Consignes »
1. Résumez en deux phrases le passage sur les contre-pouvoirs.
2. Poursuivez, s'il vous plaît, le passage sur les contre-pouvoirs à la suite de sa dernière phrase.

Passage cité »
★ ★ ★ ★ ★

Quand on évoque la question des contre-pouvoirs, on ne peut faire l’impasse sur l’auteur de l’Esprit des lois. D’après Montesquieu « pour qu’on ne puisse abuser du pouvoir, il faut que, par la disposition des choses, le pouvoir arrête le pouvoir », une définition des contre-pouvoirs qui transcende les siècles. Cette définition, plus que jamais ancrée dans les sociétés occidentales, constitue le fondement même des démocraties libérales. Les contre-pouvoirs sont les garants de la liberté et interrogent le modèle même de notre société : à l’aune de la crise démocratique que nous traversons, s’agit-il d’une crise des contre-pouvoirs ?

★ ★ ★ ★ ★

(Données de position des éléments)
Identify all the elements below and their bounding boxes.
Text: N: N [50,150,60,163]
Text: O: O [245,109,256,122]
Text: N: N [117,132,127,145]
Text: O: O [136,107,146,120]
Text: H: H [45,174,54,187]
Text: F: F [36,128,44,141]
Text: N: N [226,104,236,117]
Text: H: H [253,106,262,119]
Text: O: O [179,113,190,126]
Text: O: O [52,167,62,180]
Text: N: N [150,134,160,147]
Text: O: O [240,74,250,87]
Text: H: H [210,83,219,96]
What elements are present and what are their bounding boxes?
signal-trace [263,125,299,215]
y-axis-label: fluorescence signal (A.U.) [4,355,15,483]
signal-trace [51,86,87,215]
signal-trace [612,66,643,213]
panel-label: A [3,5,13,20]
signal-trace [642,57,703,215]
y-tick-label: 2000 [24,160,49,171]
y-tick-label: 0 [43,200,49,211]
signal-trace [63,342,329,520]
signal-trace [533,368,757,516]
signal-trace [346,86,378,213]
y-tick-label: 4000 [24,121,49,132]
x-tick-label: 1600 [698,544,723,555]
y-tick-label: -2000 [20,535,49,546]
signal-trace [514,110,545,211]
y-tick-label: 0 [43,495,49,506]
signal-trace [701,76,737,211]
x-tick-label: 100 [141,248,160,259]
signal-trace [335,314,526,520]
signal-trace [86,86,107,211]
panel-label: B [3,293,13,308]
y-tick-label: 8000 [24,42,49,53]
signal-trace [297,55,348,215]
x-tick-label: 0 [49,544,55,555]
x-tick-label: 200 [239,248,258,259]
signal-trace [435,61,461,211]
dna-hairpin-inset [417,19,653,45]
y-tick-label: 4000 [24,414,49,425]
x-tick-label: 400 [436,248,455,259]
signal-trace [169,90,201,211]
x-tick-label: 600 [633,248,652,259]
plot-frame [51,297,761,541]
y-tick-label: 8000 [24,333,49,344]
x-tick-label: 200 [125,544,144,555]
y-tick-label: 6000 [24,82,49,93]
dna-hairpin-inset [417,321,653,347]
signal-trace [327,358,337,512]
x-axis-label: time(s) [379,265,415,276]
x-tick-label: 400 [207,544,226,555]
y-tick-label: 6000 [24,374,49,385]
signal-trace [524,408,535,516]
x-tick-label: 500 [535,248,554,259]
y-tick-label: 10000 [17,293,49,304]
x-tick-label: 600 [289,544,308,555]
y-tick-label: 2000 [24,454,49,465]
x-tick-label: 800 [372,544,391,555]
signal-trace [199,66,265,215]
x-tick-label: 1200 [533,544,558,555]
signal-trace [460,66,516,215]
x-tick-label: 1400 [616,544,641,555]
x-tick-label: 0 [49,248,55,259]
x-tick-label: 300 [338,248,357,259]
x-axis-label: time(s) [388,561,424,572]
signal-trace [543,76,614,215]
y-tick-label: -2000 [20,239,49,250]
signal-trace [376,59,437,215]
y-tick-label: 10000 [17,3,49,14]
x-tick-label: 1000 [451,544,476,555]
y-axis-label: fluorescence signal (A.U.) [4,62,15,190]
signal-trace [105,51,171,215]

★ ★ ★ ★ ★

Résultats »
1. Selon Montesquieu, le pouvoir doit arrêter le pouvoir pour qu'on ne puisse en abuser, et cette définition des contre-pouvoirs constitue le fondement des démocraties libérales occidentales. Garants de la liberté, les contre-pouvoirs conduisent à se demander si la crise démocratique actuelle est une crise des contre-pouvoirs.

2.
Depuis une vingtaine d’années, on constate une très forte tentation de la part des gouvernements successifs de remettre en cause le rôle et la légitimité même des corps intermédiaires, et donc leur pouvoir. D’une part, l’administration fabrique, sans concertation préalable, de plus en plus de normes sur une multitude de sujets, des plus quotidiens aux plus complexes. D’autre part, les gouvernements ont tenté de reprendre la main sur les dossiers sociaux, avant tout afin de récupérer la gestion – particulièrement responsable et à l’équilibre – de dispositifs confiés aux partenaires sociaux. C’est ce que l’on a vu au travers des négociations sur les retraites, la formation ou l’assurance-chômage.

Cette approche autarcique met non seulement en péril le fonctionnement démocratique mais pose également question en matière d’efficience des politiques publiques. Question que la situation critique de nos finances appelle pourtant à se poser d’urgence. En période de crise, les corps intermédiaires représentatifs de la société civile – dont le MEDEF, première organisation patronale de France, et la FFB, qui occupe au sein du MEDEF une place particulièrement importante – constituent des interlocuteurs stratégiques. Je pense en particulier à la gestion de la crise sanitaire. Grâce au travail étroit de coconstruction entre les représentants des entreprises et le gouvernement, des solutions d’urgence ont pu être trouvées, préservant au maximum l’activité des entreprises et leurs salariés.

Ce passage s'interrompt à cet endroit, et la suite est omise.